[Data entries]
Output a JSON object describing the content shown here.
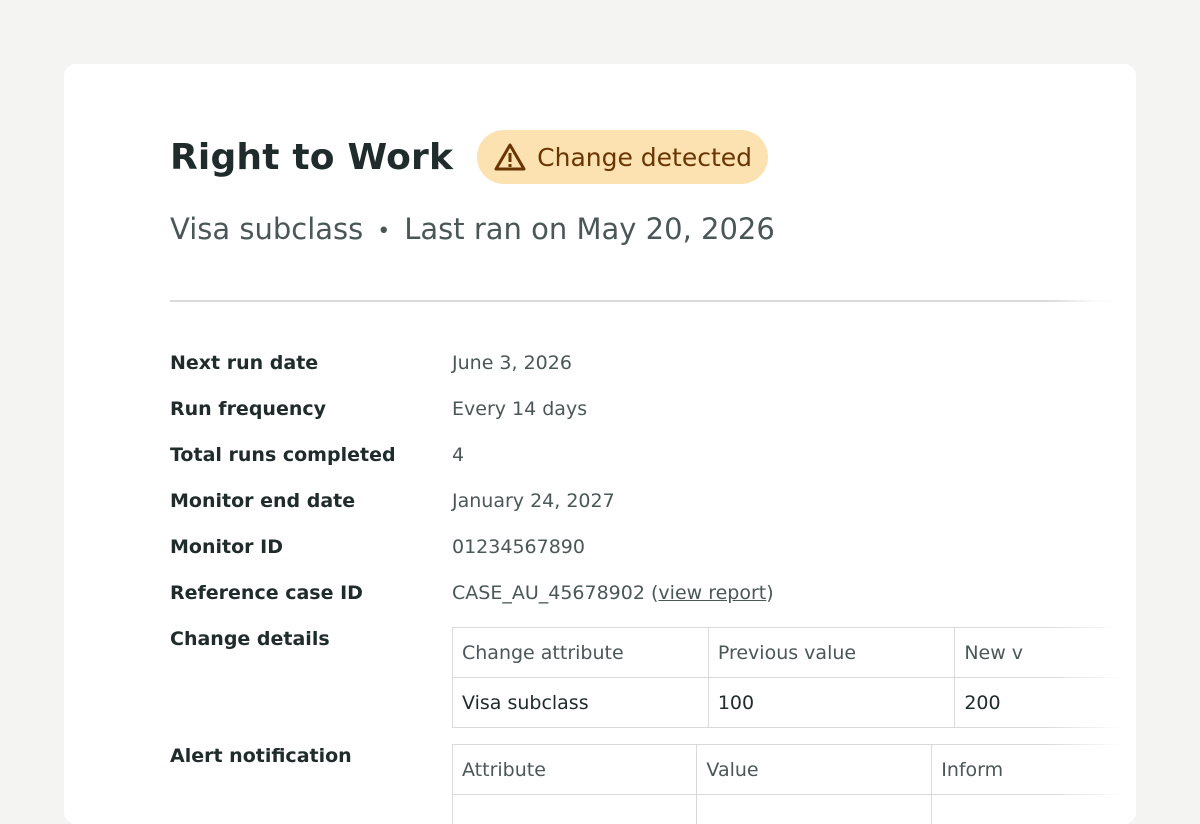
{
  "header": {
    "title": "Right to Work",
    "badge": "Change detected",
    "subtitle_left": "Visa subclass",
    "subtitle_sep": "•",
    "subtitle_right": "Last ran on May 20, 2026"
  },
  "details": {
    "next_run_label": "Next run date",
    "next_run_value": "June 3, 2026",
    "frequency_label": "Run frequency",
    "frequency_value": "Every 14 days",
    "total_runs_label": "Total runs completed",
    "total_runs_value": "4",
    "end_date_label": "Monitor end date",
    "end_date_value": "January 24, 2027",
    "monitor_id_label": "Monitor ID",
    "monitor_id_value": "01234567890",
    "reference_label": "Reference case ID",
    "reference_value": "CASE_AU_45678902",
    "reference_open": "(",
    "reference_link": "view report",
    "reference_close": ")"
  },
  "change_details": {
    "label": "Change details",
    "headers": [
      "Change attribute",
      "Previous value",
      "New v"
    ],
    "row": [
      "Visa subclass",
      "100",
      "200"
    ]
  },
  "alert_notification": {
    "label": "Alert notification",
    "headers": [
      "Attribute",
      "Value",
      "Inform"
    ]
  },
  "colors": {
    "badge_bg": "#fde2b1",
    "badge_text": "#6b3503",
    "page_bg": "#f4f5f3"
  },
  "icons": {
    "badge_icon": "warning-triangle-icon"
  }
}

→ **CHALLENGE**:
Identify the lines that contain the string "Visa", and copy every one of them.

→ **OUTPUT FOR THIS TASK**:
    "subtitle_left": "Visa subclass",
      "Visa subclass",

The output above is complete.